**Complete the following**
a – From the biography, copy word for word the passage that begins at the words "American military officer and writer" and stops after "character Doc Savage.".
b – Please answer these questions from the biography:
(i) In what year and in what country was Savage struck with jungle fever?
(ii) What was the title of his first book?
(iii) What did the engineering unit he commanded in the Spanish–American War build?

**Given text**

American military officer and writer (1846–1903)

Richard Henry Savage (June 12, 1846 – October 11, 1903) was an American military officer and author who wrote more than 40 books of adventure and mystery, based loosely on his own experiences. Savage's life may have been the inspiration for the pulp novel character Doc Savage.

In his youth in San Francisco, Savage studied engineering and law, and graduated from the United States Military Academy. After a few years of surveying work with the Army Corps of Engineers, Savage went to Rome as an envoy following which he sailed to Egypt to serve a stint with the Egyptian Army. Returning home, Savage was assigned to assess border disputes between the U.S. and Mexico, and he performed railroad survey work in Texas. In Washington D.C., he courted and married a widowed noblewoman from Germany.

Savage returned to San Francisco with his wife to stay for ten years, raising a daughter and taking part in a family business. He served at the rank of colonel in the California National Guard, and took part in the social activity of the city. During a period of anti-Chinese race riots, Savage stood up for law and order, and thereby gained the respect of San Francisco's leaders, property holders and middle class residents. Savage traveled to many exotic lands but in 1890 he was struck with jungle fever in Honduras. While recuperating in New York state he wrote his first book: My Official Wife. This very successful action-and-adventure story was followed by more, at the rate of about three per year, written for the general public rather than for literary critics; the latter were charmed by the first book but scathing of many later ones. Savage lived primarily in New York City, and was involved in lawsuits, especially against his New York publisher regarding unpaid royalties.

When the Spanish–American War broke out, Savage volunteered to lead men in battle. Instead, he was given command of an engineering unit which then built a complete base in Havana. Returning to New York, he wrote more books and corresponded with his wife who traveled often to the Russian Empire to visit their daughter and her Russian husband. Four years after mustering out of the Army, Savage was knocked down and mortally wounded at the age of 57 by a horse and carriage on the streets of New York.

Collected data:
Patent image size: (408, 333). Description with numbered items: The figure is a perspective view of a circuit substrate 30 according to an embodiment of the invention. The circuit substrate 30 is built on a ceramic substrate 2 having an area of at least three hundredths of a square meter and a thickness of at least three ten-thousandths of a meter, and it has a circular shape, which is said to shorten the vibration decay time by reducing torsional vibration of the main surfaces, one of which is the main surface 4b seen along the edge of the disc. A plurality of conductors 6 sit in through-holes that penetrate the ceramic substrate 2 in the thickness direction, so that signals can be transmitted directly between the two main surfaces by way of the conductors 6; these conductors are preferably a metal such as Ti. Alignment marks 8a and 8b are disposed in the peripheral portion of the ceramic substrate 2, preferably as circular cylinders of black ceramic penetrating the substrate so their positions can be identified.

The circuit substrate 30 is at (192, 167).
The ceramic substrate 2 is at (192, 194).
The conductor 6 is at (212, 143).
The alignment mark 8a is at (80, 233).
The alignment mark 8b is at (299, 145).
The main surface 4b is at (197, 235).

**Responses to the exercise**
a –
American military officer and writer (1846–1903)

Richard Henry Savage (June 12, 1846 – October 11, 1903) was an American military officer and author who wrote more than 40 books of adventure and mystery, based loosely on his own experiences. Savage's life may have been the inspiration for the pulp novel character Doc Savage.

b –
(i) In 1890, in Honduras.
(ii) My Official Wife.
(iii) A complete base in Havana.